Aim:
Scan each line of the records for the word "separat" and extract the ones that have it.

Supplied records:
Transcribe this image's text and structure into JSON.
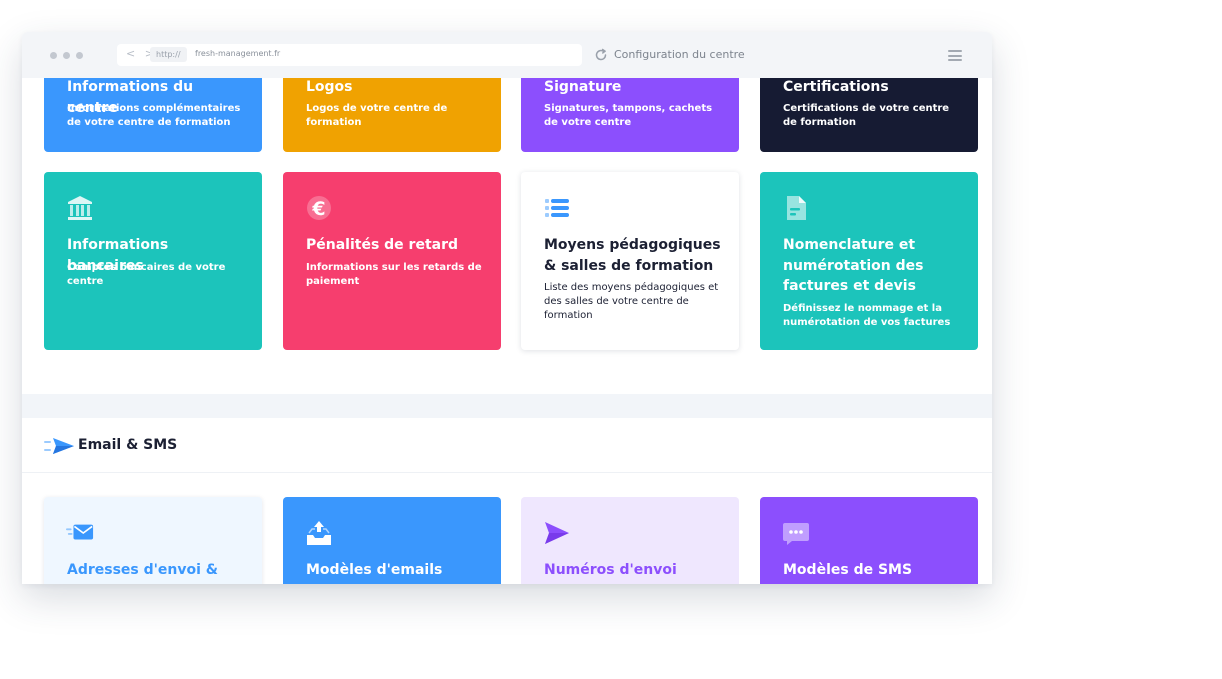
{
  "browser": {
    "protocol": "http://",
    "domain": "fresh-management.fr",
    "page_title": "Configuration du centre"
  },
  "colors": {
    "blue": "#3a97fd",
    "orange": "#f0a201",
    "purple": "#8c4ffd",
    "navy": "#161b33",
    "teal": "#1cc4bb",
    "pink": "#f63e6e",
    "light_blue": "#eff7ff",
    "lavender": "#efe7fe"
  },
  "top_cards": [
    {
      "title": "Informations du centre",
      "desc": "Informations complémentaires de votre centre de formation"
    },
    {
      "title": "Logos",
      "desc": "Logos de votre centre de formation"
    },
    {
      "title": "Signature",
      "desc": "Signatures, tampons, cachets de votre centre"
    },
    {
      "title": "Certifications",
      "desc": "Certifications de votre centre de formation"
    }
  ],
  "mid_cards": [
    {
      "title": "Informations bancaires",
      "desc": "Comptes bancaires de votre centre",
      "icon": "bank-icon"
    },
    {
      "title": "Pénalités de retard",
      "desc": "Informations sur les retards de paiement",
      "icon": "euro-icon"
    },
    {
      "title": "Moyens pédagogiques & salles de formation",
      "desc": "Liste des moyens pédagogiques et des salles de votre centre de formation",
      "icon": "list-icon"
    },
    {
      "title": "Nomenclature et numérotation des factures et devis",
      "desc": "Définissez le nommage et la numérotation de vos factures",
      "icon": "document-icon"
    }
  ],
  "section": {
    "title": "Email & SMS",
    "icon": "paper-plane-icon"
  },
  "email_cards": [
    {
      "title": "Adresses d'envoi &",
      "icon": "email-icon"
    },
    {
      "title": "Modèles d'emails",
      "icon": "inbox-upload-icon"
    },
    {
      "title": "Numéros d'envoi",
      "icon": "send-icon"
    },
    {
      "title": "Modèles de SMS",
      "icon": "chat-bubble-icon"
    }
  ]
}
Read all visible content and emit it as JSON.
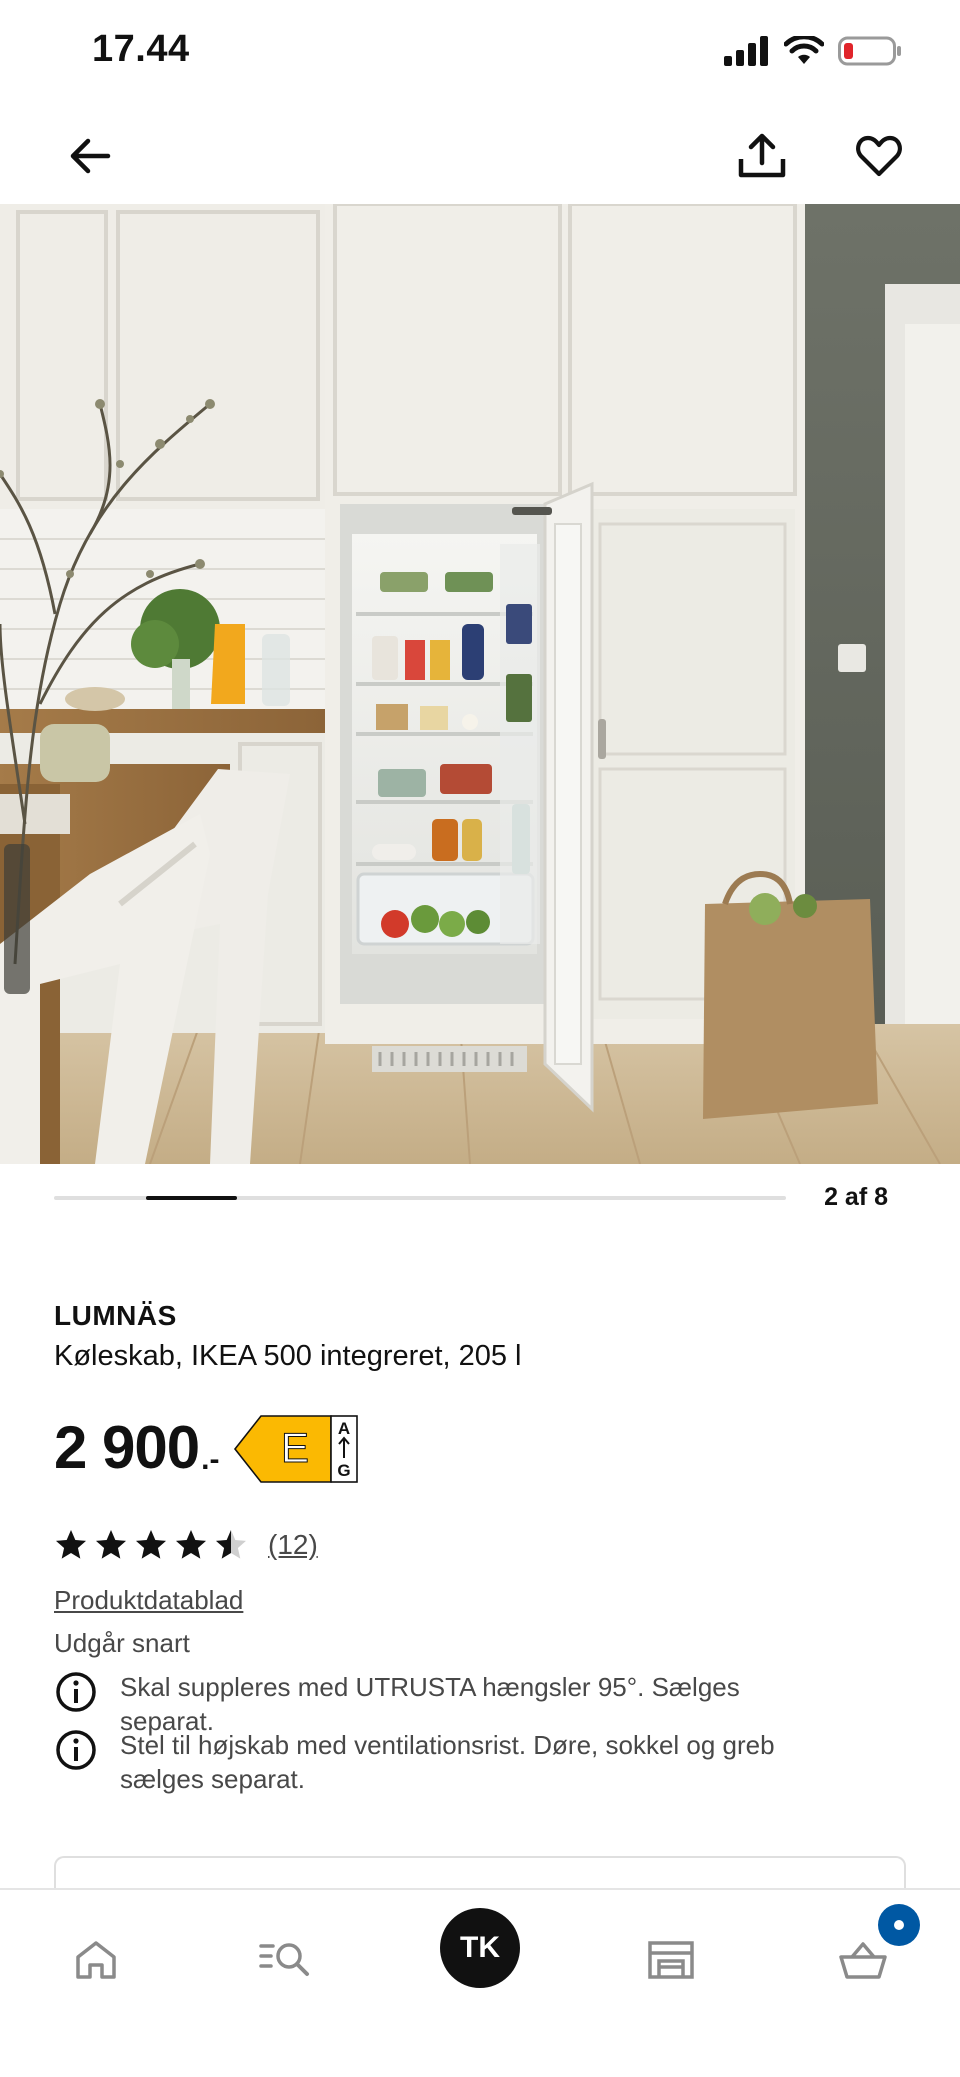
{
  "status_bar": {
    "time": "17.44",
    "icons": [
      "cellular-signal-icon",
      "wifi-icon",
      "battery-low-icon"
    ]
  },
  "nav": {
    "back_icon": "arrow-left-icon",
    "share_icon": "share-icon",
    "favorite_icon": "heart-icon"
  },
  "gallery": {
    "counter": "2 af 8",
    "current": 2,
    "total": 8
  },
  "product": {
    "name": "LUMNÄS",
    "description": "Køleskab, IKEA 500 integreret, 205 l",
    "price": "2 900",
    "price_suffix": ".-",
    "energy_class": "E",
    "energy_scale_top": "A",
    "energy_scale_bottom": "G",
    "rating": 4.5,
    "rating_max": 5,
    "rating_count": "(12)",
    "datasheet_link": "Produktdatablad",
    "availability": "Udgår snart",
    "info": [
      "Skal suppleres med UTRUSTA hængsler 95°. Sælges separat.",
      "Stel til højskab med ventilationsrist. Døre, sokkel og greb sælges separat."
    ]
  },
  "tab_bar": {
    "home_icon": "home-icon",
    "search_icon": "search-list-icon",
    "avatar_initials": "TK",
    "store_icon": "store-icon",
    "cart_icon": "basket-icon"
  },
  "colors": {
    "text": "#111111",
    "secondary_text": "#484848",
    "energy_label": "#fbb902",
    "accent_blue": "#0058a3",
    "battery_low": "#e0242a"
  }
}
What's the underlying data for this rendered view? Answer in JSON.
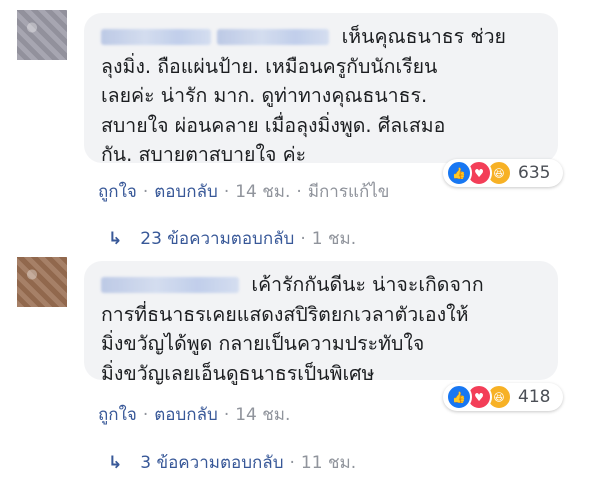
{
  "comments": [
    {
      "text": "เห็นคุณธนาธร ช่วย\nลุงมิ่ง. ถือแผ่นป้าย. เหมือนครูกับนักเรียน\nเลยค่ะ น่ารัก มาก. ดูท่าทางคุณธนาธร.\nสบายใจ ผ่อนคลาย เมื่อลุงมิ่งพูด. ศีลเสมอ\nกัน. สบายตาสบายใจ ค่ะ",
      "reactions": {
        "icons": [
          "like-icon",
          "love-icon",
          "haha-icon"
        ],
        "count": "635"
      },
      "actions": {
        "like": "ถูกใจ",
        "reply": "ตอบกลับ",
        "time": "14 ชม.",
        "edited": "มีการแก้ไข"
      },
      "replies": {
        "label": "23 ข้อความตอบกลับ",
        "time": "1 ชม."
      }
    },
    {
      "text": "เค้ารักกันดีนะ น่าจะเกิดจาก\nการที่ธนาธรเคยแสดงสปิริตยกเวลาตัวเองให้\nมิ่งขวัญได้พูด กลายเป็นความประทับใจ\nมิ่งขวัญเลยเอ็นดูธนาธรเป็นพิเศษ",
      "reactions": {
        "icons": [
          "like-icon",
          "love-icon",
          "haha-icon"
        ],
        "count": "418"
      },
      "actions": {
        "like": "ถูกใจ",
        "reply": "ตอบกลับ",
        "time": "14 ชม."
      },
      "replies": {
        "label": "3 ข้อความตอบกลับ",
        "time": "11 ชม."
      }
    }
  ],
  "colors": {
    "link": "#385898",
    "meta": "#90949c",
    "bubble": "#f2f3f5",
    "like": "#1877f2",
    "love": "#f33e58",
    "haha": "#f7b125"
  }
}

Problem solution:
      "Skal suppleres med UTRUSTA hængsler 95°. Sælges separat.",
      "Stel til højskab med ventilationsrist. Døre, sokkel og greb sælges separat."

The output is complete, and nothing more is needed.